### WORK TO DO
Write every line of the material out exactly as shown.

### EXCERPTED DATA

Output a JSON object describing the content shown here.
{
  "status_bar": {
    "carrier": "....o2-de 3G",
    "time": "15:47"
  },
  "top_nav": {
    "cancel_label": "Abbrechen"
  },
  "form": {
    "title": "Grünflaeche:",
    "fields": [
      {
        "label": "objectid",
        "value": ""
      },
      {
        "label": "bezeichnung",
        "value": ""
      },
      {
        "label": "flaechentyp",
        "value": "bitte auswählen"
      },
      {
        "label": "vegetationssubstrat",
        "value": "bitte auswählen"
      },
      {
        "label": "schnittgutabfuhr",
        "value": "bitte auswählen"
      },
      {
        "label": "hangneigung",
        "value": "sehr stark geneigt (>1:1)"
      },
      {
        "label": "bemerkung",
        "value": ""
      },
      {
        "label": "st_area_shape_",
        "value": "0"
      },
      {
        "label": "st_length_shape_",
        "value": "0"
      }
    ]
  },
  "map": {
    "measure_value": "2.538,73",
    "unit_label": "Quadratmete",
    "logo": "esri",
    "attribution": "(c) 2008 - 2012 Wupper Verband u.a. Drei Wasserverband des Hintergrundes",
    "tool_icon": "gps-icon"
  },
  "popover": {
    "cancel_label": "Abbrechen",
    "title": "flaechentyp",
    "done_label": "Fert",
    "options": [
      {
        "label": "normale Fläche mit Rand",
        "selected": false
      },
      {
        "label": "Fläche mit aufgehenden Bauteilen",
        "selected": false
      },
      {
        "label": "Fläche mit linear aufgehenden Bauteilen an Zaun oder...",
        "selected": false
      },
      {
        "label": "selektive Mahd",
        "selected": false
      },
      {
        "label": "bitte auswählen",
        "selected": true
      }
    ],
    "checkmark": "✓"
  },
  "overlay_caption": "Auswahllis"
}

### ANSWER TO THIS PROBLEM
Output a JSON object describing the content shown here.
{
  "status_bar": {
    "carrier": "....o2-de 3G",
    "time": "15:47"
  },
  "top_nav": {
    "cancel_label": "Abbrechen"
  },
  "form": {
    "title": "Grünflaeche:",
    "fields": [
      {
        "label": "objectid",
        "value": ""
      },
      {
        "label": "bezeichnung",
        "value": ""
      },
      {
        "label": "flaechentyp",
        "value": "bitte auswählen"
      },
      {
        "label": "vegetationssubstrat",
        "value": "bitte auswählen"
      },
      {
        "label": "schnittgutabfuhr",
        "value": "bitte auswählen"
      },
      {
        "label": "hangneigung",
        "value": "sehr stark geneigt (>1:1)"
      },
      {
        "label": "bemerkung",
        "value": ""
      },
      {
        "label": "st_area_shape_",
        "value": "0"
      },
      {
        "label": "st_length_shape_",
        "value": "0"
      }
    ]
  },
  "map": {
    "measure_value": "2.538,73",
    "unit_label": "Quadratmete",
    "logo": "esri",
    "attribution": "(c) 2008 - 2012 Wupper Verband u.a. Drei Wasserverband des Hintergrundes",
    "tool_icon": "gps-icon"
  },
  "popover": {
    "cancel_label": "Abbrechen",
    "title": "flaechentyp",
    "done_label": "Fert",
    "options": [
      {
        "label": "normale Fläche mit Rand",
        "selected": false
      },
      {
        "label": "Fläche mit aufgehenden Bauteilen",
        "selected": false
      },
      {
        "label": "Fläche mit linear aufgehenden Bauteilen an Zaun oder...",
        "selected": false
      },
      {
        "label": "selektive Mahd",
        "selected": false
      },
      {
        "label": "bitte auswählen",
        "selected": true
      }
    ],
    "checkmark": "✓"
  },
  "overlay_caption": "Auswahllis"
}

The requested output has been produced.